_Rows from a dataset_

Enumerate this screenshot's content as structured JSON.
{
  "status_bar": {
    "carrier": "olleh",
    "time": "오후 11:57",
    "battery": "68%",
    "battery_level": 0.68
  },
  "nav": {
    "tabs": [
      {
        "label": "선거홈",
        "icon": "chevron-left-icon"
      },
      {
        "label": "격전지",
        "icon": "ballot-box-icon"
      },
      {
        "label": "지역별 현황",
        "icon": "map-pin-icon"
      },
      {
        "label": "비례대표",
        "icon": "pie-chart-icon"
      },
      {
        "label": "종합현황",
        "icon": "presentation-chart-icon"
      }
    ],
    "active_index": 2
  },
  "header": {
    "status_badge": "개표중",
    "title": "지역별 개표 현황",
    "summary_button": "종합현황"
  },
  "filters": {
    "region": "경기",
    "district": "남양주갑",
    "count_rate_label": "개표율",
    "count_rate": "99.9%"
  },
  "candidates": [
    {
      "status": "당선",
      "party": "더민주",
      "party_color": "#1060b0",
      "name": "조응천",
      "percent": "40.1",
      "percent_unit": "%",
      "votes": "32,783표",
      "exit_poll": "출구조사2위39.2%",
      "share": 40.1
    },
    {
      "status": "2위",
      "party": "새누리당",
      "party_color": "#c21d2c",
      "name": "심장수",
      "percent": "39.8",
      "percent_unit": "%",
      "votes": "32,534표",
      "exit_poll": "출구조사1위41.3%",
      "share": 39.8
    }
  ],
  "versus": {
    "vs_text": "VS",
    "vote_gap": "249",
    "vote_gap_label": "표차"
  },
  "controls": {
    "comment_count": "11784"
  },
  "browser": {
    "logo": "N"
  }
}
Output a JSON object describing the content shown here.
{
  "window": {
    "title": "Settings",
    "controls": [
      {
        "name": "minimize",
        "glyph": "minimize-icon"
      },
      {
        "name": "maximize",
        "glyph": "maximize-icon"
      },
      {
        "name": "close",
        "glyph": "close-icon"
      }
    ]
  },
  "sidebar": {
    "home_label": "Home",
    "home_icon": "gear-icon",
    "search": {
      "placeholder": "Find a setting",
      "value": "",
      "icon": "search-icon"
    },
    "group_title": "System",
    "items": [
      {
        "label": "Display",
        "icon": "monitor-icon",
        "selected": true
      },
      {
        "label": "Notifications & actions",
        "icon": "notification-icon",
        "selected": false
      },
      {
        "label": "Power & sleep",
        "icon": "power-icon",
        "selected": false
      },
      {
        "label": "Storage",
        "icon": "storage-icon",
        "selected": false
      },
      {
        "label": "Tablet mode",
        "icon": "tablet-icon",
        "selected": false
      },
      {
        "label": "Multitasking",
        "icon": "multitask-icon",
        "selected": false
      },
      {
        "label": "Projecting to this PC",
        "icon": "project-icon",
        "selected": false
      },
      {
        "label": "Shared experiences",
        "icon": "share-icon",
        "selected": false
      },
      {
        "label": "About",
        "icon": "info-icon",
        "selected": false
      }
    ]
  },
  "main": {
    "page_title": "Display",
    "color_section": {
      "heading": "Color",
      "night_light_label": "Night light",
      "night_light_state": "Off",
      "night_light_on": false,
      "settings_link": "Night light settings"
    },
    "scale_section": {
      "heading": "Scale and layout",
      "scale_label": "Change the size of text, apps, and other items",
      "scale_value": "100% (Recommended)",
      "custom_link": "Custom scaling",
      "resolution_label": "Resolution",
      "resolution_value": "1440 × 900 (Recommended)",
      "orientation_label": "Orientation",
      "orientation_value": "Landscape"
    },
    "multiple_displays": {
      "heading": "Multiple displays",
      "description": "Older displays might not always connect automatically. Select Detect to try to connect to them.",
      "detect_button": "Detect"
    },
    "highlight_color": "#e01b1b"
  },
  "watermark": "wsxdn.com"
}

_REQUIREMENT_
Retype the material in full, character for character.

_TASK OUTPUT_
Enumerate this screenshot's content as structured JSON.
{
  "status_bar": {
    "carrier": "olleh",
    "time": "오후 11:57",
    "battery": "68%",
    "battery_level": 0.68
  },
  "nav": {
    "tabs": [
      {
        "label": "선거홈",
        "icon": "chevron-left-icon"
      },
      {
        "label": "격전지",
        "icon": "ballot-box-icon"
      },
      {
        "label": "지역별 현황",
        "icon": "map-pin-icon"
      },
      {
        "label": "비례대표",
        "icon": "pie-chart-icon"
      },
      {
        "label": "종합현황",
        "icon": "presentation-chart-icon"
      }
    ],
    "active_index": 2
  },
  "header": {
    "status_badge": "개표중",
    "title": "지역별 개표 현황",
    "summary_button": "종합현황"
  },
  "filters": {
    "region": "경기",
    "district": "남양주갑",
    "count_rate_label": "개표율",
    "count_rate": "99.9%"
  },
  "candidates": [
    {
      "status": "당선",
      "party": "더민주",
      "party_color": "#1060b0",
      "name": "조응천",
      "percent": "40.1",
      "percent_unit": "%",
      "votes": "32,783표",
      "exit_poll": "출구조사2위39.2%",
      "share": 40.1
    },
    {
      "status": "2위",
      "party": "새누리당",
      "party_color": "#c21d2c",
      "name": "심장수",
      "percent": "39.8",
      "percent_unit": "%",
      "votes": "32,534표",
      "exit_poll": "출구조사1위41.3%",
      "share": 39.8
    }
  ],
  "versus": {
    "vs_text": "VS",
    "vote_gap": "249",
    "vote_gap_label": "표차"
  },
  "controls": {
    "comment_count": "11784"
  },
  "browser": {
    "logo": "N"
  }
}
Output a JSON object describing the content shown here.
{
  "window": {
    "title": "Settings",
    "controls": [
      {
        "name": "minimize",
        "glyph": "minimize-icon"
      },
      {
        "name": "maximize",
        "glyph": "maximize-icon"
      },
      {
        "name": "close",
        "glyph": "close-icon"
      }
    ]
  },
  "sidebar": {
    "home_label": "Home",
    "home_icon": "gear-icon",
    "search": {
      "placeholder": "Find a setting",
      "value": "",
      "icon": "search-icon"
    },
    "group_title": "System",
    "items": [
      {
        "label": "Display",
        "icon": "monitor-icon",
        "selected": true
      },
      {
        "label": "Notifications & actions",
        "icon": "notification-icon",
        "selected": false
      },
      {
        "label": "Power & sleep",
        "icon": "power-icon",
        "selected": false
      },
      {
        "label": "Storage",
        "icon": "storage-icon",
        "selected": false
      },
      {
        "label": "Tablet mode",
        "icon": "tablet-icon",
        "selected": false
      },
      {
        "label": "Multitasking",
        "icon": "multitask-icon",
        "selected": false
      },
      {
        "label": "Projecting to this PC",
        "icon": "project-icon",
        "selected": false
      },
      {
        "label": "Shared experiences",
        "icon": "share-icon",
        "selected": false
      },
      {
        "label": "About",
        "icon": "info-icon",
        "selected": false
      }
    ]
  },
  "main": {
    "page_title": "Display",
    "color_section": {
      "heading": "Color",
      "night_light_label": "Night light",
      "night_light_state": "Off",
      "night_light_on": false,
      "settings_link": "Night light settings"
    },
    "scale_section": {
      "heading": "Scale and layout",
      "scale_label": "Change the size of text, apps, and other items",
      "scale_value": "100% (Recommended)",
      "custom_link": "Custom scaling",
      "resolution_label": "Resolution",
      "resolution_value": "1440 × 900 (Recommended)",
      "orientation_label": "Orientation",
      "orientation_value": "Landscape"
    },
    "multiple_displays": {
      "heading": "Multiple displays",
      "description": "Older displays might not always connect automatically. Select Detect to try to connect to them.",
      "detect_button": "Detect"
    },
    "highlight_color": "#e01b1b"
  },
  "watermark": "wsxdn.com"
}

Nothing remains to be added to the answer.